• _Su tarea_:
Resuma en dos oraciones la reflexión sobre las experiencias vividas a finales de 2014.

--- Extracto de la página ---

En la última parte del 2014 tuve algunas experiencias bastante cercanas y poco comunes (según yo, pero la verdad es que muchos viven cosas así cotidianamente). Experiencias que me marcaron de alguna forma, así como las que todas las personas enfrentan alguna vez en la vida. Sin embargo, esas lecciones y esos aprendizajes que nos regalan tales situaciones no son obvios para todos. Y cuando los vemos, pocas veces logramos que perduren en el tiempo —una vez que nos volvemos a acomodar en nuestra normalidad y comodidad—.
Mencionaré, por poner un ejemplo, las primeras tres situaciones que vinieron a mi mente en esta reflexión: una, el infarto de un familiar muy cercano; dos, el diagnóstico de leucemia de una gran amiga de la infancia; y tres, un encuentro con personas (hasta ese entonces) desconocidas en un viaje lleno de ilusiones —migrantes, las llaman—.
En el primer caso, el hecho de que esta persona hoy siga con vida en mi familia fue cuestión de minutos. Una reacción en el momento justo fue decisiva. A cada uno, de distinta forma, nos hizo valorar de nuevo eso que a veces dejamos a un lado, subestimamos y pensamos que es prescindible: la familia.
En el segundo caso, mi amiga desde pequeña, Vera, está luchando por vencer la leucemia. Y aunque el cáncer es una enfermedad muy dura (¡además de cara!), también viene acompañada de muchas bendiciones. He visto cómo esta experiencia ha acrecentado nuestra fe (en lo que sea que uno crea, religiosa o no), ha unido a muchas personas (que ni siquiera nos conocemos) en una misma sintonía y ha contagiado el ambiente rutinario con los sentimientos más bonitos. Cuando Vera se enteró de su enfermedad, dijo: «Positivo atrae positivo». Y es una frase que he procurado llevar todos los días conmigo.
En el tercer caso tuve la oportunidad de compartir un espacio y un tiempo con personas que están dispuestas a poner su vida en riesgo y al límite por ir a un lugar en el que creen que pueden vivir mejor. Algo muy difícil de entender para quienes nacemos con nuestros derechos humanos asegurados, mínimamente el de la alimentación, la salud, la educación, la recreación y un trabajo digno. Privilegios, llamémosles, en una sociedad llena de injusticias y desigualdades.
Y estas reflexiones en torno a la levedad y al peso de la vida me recuerdan el texto que el padre Ricardo Falla cita en su última colección de libros, inspirado en un verso de san Juan de la Cruz: «Al atardecer de la vida te examinarán del amor. No te examinarán de cuántos libros hayas escrito, diría el místico, ni de cuántos edificios hayas levantado ni de cuántos cargos has desempeñado ni, incluso, de cuántos enfermos has podido salvar de la muerte, sino de cuánto has amado. Cuánto amor has puesto en todo lo que has hecho».
Y así, por cursi que pueda sonar, este mundo estaría mucho mejor si hubiera más amor y si tomáramos conciencia del valor y del potencial de cada minuto de nuestra existencia, en este mundo donde faltan muchas cosas por hacer para hacerlo más digno y habitable. Ojalá que este año nos siga regalando lecciones y aprendizajes que nos vayan contagiando de más amor. Que en este 2015 podamos darle sentido a cada uno de los 365 días y vayamos avanzando hacia la trascendencia.

--- Extractos de líneas ---

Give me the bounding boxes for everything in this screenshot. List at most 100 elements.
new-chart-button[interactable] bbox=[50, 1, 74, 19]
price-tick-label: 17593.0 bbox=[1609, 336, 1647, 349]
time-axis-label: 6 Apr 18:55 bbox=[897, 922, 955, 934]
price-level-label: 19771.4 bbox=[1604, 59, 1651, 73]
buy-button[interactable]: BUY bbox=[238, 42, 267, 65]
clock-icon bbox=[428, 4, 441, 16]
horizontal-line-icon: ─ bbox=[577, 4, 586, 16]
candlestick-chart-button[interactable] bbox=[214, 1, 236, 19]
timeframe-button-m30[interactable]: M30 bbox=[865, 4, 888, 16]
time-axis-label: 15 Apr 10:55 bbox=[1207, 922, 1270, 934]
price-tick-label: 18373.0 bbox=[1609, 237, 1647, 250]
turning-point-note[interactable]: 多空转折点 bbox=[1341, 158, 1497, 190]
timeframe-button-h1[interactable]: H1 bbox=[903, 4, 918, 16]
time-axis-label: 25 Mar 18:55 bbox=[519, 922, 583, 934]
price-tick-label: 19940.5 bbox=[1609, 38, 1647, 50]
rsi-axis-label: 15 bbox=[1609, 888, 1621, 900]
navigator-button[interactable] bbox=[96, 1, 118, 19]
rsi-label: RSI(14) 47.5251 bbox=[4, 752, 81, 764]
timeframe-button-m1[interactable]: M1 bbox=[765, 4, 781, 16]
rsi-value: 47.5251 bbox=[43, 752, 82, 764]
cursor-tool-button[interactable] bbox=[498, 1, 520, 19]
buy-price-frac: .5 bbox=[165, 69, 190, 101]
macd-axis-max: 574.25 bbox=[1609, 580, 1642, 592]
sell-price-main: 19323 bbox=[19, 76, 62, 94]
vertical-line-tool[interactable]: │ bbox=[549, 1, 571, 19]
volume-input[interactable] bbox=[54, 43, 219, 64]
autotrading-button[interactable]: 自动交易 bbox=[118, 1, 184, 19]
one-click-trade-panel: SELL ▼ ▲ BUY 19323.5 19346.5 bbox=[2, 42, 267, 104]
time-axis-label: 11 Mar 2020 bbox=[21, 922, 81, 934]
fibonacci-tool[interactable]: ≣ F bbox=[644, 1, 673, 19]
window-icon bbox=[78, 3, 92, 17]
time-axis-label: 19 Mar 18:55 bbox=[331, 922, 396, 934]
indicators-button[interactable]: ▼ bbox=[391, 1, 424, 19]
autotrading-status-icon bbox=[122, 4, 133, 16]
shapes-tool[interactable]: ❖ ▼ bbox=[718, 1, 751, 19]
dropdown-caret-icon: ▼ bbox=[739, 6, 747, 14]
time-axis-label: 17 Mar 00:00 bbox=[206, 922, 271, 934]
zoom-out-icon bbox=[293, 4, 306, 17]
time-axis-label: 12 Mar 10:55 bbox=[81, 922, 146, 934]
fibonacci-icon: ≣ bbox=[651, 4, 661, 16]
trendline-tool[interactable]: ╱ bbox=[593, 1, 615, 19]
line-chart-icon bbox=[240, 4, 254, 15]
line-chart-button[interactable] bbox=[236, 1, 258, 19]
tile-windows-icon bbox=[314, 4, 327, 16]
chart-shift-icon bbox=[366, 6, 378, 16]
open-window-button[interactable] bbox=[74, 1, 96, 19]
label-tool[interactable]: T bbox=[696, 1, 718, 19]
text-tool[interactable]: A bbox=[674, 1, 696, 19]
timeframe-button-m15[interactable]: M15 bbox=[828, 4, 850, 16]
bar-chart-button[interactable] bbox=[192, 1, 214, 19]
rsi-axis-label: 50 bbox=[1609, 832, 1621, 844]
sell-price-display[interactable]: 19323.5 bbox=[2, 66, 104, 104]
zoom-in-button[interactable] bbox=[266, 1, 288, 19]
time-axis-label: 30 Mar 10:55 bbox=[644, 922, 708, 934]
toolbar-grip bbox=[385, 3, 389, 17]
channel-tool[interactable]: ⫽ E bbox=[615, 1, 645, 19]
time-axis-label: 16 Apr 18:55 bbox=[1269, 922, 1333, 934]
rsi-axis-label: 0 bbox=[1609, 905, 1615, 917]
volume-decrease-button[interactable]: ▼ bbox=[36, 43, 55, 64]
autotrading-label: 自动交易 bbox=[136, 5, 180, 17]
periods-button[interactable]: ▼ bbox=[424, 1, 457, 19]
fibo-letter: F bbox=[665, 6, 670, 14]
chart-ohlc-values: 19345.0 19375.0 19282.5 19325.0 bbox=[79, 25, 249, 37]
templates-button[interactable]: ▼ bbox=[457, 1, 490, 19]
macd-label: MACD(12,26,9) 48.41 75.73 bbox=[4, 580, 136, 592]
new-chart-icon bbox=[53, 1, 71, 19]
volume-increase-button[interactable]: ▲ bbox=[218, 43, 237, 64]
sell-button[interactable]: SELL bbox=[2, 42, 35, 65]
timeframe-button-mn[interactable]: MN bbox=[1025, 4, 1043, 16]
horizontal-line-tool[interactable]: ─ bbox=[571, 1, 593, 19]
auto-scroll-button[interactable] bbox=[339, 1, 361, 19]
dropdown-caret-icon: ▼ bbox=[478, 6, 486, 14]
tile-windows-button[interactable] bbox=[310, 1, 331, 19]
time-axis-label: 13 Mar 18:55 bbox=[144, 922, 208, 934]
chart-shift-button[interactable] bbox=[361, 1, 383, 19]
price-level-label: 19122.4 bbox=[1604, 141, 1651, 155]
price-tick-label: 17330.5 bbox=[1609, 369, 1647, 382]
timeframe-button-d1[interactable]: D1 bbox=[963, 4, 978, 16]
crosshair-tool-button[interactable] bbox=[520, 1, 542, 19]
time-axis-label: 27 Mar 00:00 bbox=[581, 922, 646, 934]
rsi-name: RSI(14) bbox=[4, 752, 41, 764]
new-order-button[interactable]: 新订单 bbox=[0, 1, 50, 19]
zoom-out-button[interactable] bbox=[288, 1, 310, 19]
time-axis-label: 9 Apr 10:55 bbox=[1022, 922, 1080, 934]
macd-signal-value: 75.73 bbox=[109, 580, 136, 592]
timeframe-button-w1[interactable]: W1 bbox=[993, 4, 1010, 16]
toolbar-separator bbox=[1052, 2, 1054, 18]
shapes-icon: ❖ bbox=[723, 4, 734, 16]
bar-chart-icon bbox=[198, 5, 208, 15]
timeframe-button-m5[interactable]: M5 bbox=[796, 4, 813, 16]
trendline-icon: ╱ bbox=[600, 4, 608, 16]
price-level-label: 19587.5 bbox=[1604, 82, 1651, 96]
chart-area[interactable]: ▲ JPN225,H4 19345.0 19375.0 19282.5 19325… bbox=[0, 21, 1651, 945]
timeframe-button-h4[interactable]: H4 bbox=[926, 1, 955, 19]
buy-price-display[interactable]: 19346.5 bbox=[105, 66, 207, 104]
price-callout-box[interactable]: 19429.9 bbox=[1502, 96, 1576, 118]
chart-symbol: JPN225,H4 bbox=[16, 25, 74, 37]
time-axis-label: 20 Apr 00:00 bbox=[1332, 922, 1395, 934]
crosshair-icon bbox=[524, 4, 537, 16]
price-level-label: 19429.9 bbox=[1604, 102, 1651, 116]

---

• _Respuesta_:
La reflexión repasa tres experiencias de finales de 2014 que llevaron a valorar de nuevo la familia, a llevar cada día la frase «Positivo atrae positivo» y a reconocer los privilegios de quienes nacen con sus derechos humanos asegurados: el infarto de un familiar muy cercano, la leucemia de Vera, una amiga de la infancia, y un encuentro con migrantes. Apoyándose en un texto que cita el padre Ricardo Falla, inspirado en un verso de san Juan de la Cruz, según el cual al atardecer de la vida se examinará cuánto se ha amado, expresa el deseo de que el mundo tenga más amor y de que en 2015 se dé sentido a cada uno de los 365 días.